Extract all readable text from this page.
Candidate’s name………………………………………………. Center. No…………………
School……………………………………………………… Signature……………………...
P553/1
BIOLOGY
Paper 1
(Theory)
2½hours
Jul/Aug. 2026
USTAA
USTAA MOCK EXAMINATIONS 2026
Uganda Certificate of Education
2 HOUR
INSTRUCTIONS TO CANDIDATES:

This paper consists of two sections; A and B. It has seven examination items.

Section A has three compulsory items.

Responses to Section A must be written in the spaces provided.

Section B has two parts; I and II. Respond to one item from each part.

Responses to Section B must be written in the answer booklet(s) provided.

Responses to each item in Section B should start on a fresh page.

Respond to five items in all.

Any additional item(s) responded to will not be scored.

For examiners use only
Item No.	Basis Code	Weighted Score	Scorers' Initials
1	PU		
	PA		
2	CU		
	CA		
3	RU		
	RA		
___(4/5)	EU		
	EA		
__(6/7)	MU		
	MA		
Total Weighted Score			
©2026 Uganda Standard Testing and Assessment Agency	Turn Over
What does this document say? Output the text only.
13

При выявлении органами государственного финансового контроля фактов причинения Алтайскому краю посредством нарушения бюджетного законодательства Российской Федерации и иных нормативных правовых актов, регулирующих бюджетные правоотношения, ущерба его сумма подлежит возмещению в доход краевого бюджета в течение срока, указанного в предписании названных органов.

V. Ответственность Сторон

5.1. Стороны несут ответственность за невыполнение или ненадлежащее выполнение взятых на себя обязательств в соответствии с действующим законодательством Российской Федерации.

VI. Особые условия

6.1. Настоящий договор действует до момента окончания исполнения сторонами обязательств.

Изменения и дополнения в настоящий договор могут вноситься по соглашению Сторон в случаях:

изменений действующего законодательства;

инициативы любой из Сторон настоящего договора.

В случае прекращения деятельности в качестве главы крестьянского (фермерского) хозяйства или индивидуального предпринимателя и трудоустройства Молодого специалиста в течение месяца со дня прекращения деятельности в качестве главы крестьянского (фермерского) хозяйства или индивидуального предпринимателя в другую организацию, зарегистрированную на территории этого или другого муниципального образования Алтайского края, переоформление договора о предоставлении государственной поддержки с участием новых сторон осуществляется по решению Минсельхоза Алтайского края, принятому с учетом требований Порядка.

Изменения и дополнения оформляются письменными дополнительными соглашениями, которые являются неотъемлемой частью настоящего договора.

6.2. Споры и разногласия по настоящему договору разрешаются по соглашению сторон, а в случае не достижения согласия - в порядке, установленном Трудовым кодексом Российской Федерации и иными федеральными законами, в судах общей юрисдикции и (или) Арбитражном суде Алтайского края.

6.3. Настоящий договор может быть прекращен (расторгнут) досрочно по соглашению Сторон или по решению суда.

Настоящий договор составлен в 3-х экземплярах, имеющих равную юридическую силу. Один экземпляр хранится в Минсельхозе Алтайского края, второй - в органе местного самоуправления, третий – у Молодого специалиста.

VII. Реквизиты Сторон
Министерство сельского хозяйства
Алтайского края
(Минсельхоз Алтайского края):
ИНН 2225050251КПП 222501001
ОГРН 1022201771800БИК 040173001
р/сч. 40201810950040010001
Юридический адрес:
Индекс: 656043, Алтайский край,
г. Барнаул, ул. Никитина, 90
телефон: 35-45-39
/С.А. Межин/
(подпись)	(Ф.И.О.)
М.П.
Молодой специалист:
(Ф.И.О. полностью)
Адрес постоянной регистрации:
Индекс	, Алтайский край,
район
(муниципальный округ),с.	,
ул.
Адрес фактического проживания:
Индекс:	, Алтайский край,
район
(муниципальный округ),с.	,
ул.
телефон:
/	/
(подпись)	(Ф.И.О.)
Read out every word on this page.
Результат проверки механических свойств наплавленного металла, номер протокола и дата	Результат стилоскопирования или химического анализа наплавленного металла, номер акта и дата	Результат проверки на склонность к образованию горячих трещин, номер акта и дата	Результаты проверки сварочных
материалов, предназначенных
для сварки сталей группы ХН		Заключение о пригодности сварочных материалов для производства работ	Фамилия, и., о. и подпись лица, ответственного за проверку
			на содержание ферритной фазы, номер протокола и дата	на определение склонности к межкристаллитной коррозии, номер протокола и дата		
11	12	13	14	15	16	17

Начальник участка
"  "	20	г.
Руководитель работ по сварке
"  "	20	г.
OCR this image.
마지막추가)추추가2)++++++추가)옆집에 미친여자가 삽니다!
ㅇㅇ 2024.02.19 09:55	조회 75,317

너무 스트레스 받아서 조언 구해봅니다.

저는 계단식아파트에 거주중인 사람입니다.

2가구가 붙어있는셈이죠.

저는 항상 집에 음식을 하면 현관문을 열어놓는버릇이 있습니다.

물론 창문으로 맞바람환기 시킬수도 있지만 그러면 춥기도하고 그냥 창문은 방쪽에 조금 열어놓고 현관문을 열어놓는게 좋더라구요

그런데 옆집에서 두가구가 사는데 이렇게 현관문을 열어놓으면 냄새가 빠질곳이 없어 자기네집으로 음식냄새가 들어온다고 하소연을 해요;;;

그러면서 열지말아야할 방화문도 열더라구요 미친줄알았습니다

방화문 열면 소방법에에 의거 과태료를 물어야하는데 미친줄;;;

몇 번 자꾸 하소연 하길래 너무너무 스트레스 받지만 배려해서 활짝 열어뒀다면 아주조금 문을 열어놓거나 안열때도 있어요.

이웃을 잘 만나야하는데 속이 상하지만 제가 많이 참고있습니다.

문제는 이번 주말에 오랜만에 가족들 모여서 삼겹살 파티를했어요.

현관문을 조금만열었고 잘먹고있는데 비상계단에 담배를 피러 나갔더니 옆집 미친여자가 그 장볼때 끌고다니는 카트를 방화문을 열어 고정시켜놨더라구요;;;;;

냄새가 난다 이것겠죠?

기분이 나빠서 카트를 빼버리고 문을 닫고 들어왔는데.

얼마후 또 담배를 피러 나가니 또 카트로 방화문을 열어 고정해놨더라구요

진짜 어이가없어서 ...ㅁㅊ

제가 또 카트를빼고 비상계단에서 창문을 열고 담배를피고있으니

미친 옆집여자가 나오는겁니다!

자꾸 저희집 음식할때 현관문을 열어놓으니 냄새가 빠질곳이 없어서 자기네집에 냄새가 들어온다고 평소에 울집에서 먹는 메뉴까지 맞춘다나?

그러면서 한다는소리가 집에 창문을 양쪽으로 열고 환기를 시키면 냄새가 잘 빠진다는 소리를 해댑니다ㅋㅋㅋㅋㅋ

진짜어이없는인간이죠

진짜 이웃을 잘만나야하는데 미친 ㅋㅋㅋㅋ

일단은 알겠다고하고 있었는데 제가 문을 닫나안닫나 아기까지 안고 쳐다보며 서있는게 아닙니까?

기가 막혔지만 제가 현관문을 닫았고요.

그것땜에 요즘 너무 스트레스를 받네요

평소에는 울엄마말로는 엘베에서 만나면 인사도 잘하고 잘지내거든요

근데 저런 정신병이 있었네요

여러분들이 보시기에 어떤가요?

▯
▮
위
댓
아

========================================

• [Exercise directions]
Every record above needs to be repeated word for word.

• [Result]
Extract all readable text from this page.
Candidate’s name………………………………………………. Center. No…………………
School……………………………………………………… Signature……………………...
P553/1
BIOLOGY
Paper 1
(Theory)
2½hours
Jul/Aug. 2026
USTAA
USTAA MOCK EXAMINATIONS 2026
Uganda Certificate of Education
2 HOUR
INSTRUCTIONS TO CANDIDATES:

This paper consists of two sections; A and B. It has seven examination items.

Section A has three compulsory items.

Responses to Section A must be written in the spaces provided.

Section B has two parts; I and II. Respond to one item from each part.

Responses to Section B must be written in the answer booklet(s) provided.

Responses to each item in Section B should start on a fresh page.

Respond to five items in all.

Any additional item(s) responded to will not be scored.

For examiners use only
Item No.	Basis Code	Weighted Score	Scorers' Initials
1	PU		
	PA		
2	CU		
	CA		
3	RU		
	RA		
___(4/5)	EU		
	EA		
__(6/7)	MU		
	MA		
Total Weighted Score			
©2026 Uganda Standard Testing and Assessment Agency	Turn Over
What does this document say? Output the text only.
13

При выявлении органами государственного финансового контроля фактов причинения Алтайскому краю посредством нарушения бюджетного законодательства Российской Федерации и иных нормативных правовых актов, регулирующих бюджетные правоотношения, ущерба его сумма подлежит возмещению в доход краевого бюджета в течение срока, указанного в предписании названных органов.

V. Ответственность Сторон

5.1. Стороны несут ответственность за невыполнение или ненадлежащее выполнение взятых на себя обязательств в соответствии с действующим законодательством Российской Федерации.

VI. Особые условия

6.1. Настоящий договор действует до момента окончания исполнения сторонами обязательств.

Изменения и дополнения в настоящий договор могут вноситься по соглашению Сторон в случаях:

изменений действующего законодательства;

инициативы любой из Сторон настоящего договора.

В случае прекращения деятельности в качестве главы крестьянского (фермерского) хозяйства или индивидуального предпринимателя и трудоустройства Молодого специалиста в течение месяца со дня прекращения деятельности в качестве главы крестьянского (фермерского) хозяйства или индивидуального предпринимателя в другую организацию, зарегистрированную на территории этого или другого муниципального образования Алтайского края, переоформление договора о предоставлении государственной поддержки с участием новых сторон осуществляется по решению Минсельхоза Алтайского края, принятому с учетом требований Порядка.

Изменения и дополнения оформляются письменными дополнительными соглашениями, которые являются неотъемлемой частью настоящего договора.

6.2. Споры и разногласия по настоящему договору разрешаются по соглашению сторон, а в случае не достижения согласия - в порядке, установленном Трудовым кодексом Российской Федерации и иными федеральными законами, в судах общей юрисдикции и (или) Арбитражном суде Алтайского края.

6.3. Настоящий договор может быть прекращен (расторгнут) досрочно по соглашению Сторон или по решению суда.

Настоящий договор составлен в 3-х экземплярах, имеющих равную юридическую силу. Один экземпляр хранится в Минсельхозе Алтайского края, второй - в органе местного самоуправления, третий – у Молодого специалиста.

VII. Реквизиты Сторон
Министерство сельского хозяйства
Алтайского края
(Минсельхоз Алтайского края):
ИНН 2225050251КПП 222501001
ОГРН 1022201771800БИК 040173001
р/сч. 40201810950040010001
Юридический адрес:
Индекс: 656043, Алтайский край,
г. Барнаул, ул. Никитина, 90
телефон: 35-45-39
/С.А. Межин/
(подпись)	(Ф.И.О.)
М.П.
Молодой специалист:
(Ф.И.О. полностью)
Адрес постоянной регистрации:
Индекс	, Алтайский край,
район
(муниципальный округ),с.	,
ул.
Адрес фактического проживания:
Индекс:	, Алтайский край,
район
(муниципальный округ),с.	,
ул.
телефон:
/	/
(подпись)	(Ф.И.О.)
Read out every word on this page.
Результат проверки механических свойств наплавленного металла, номер протокола и дата	Результат стилоскопирования или химического анализа наплавленного металла, номер акта и дата	Результат проверки на склонность к образованию горячих трещин, номер акта и дата	Результаты проверки сварочных
материалов, предназначенных
для сварки сталей группы ХН		Заключение о пригодности сварочных материалов для производства работ	Фамилия, и., о. и подпись лица, ответственного за проверку
			на содержание ферритной фазы, номер протокола и дата	на определение склонности к межкристаллитной коррозии, номер протокола и дата		
11	12	13	14	15	16	17

Начальник участка
"  "	20	г.
Руководитель работ по сварке
"  "	20	г.
OCR this image.
마지막추가)추추가2)++++++추가)옆집에 미친여자가 삽니다!
ㅇㅇ 2024.02.19 09:55	조회 75,317

너무 스트레스 받아서 조언 구해봅니다.

저는 계단식아파트에 거주중인 사람입니다.

2가구가 붙어있는셈이죠.

저는 항상 집에 음식을 하면 현관문을 열어놓는버릇이 있습니다.

물론 창문으로 맞바람환기 시킬수도 있지만 그러면 춥기도하고 그냥 창문은 방쪽에 조금 열어놓고 현관문을 열어놓는게 좋더라구요

그런데 옆집에서 두가구가 사는데 이렇게 현관문을 열어놓으면 냄새가 빠질곳이 없어 자기네집으로 음식냄새가 들어온다고 하소연을 해요;;;

그러면서 열지말아야할 방화문도 열더라구요 미친줄알았습니다

방화문 열면 소방법에에 의거 과태료를 물어야하는데 미친줄;;;

몇 번 자꾸 하소연 하길래 너무너무 스트레스 받지만 배려해서 활짝 열어뒀다면 아주조금 문을 열어놓거나 안열때도 있어요.

이웃을 잘 만나야하는데 속이 상하지만 제가 많이 참고있습니다.

문제는 이번 주말에 오랜만에 가족들 모여서 삼겹살 파티를했어요.

현관문을 조금만열었고 잘먹고있는데 비상계단에 담배를 피러 나갔더니 옆집 미친여자가 그 장볼때 끌고다니는 카트를 방화문을 열어 고정시켜놨더라구요;;;;;

냄새가 난다 이것겠죠?

기분이 나빠서 카트를 빼버리고 문을 닫고 들어왔는데.

얼마후 또 담배를 피러 나가니 또 카트로 방화문을 열어 고정해놨더라구요

진짜 어이가없어서 ...ㅁㅊ

제가 또 카트를빼고 비상계단에서 창문을 열고 담배를피고있으니

미친 옆집여자가 나오는겁니다!

자꾸 저희집 음식할때 현관문을 열어놓으니 냄새가 빠질곳이 없어서 자기네집에 냄새가 들어온다고 평소에 울집에서 먹는 메뉴까지 맞춘다나?

그러면서 한다는소리가 집에 창문을 양쪽으로 열고 환기를 시키면 냄새가 잘 빠진다는 소리를 해댑니다ㅋㅋㅋㅋㅋ

진짜어이없는인간이죠

진짜 이웃을 잘만나야하는데 미친 ㅋㅋㅋㅋ

일단은 알겠다고하고 있었는데 제가 문을 닫나안닫나 아기까지 안고 쳐다보며 서있는게 아닙니까?

기가 막혔지만 제가 현관문을 닫았고요.

그것땜에 요즘 너무 스트레스를 받네요

평소에는 울엄마말로는 엘베에서 만나면 인사도 잘하고 잘지내거든요

근데 저런 정신병이 있었네요

여러분들이 보시기에 어떤가요?

▯
▮
위
댓
아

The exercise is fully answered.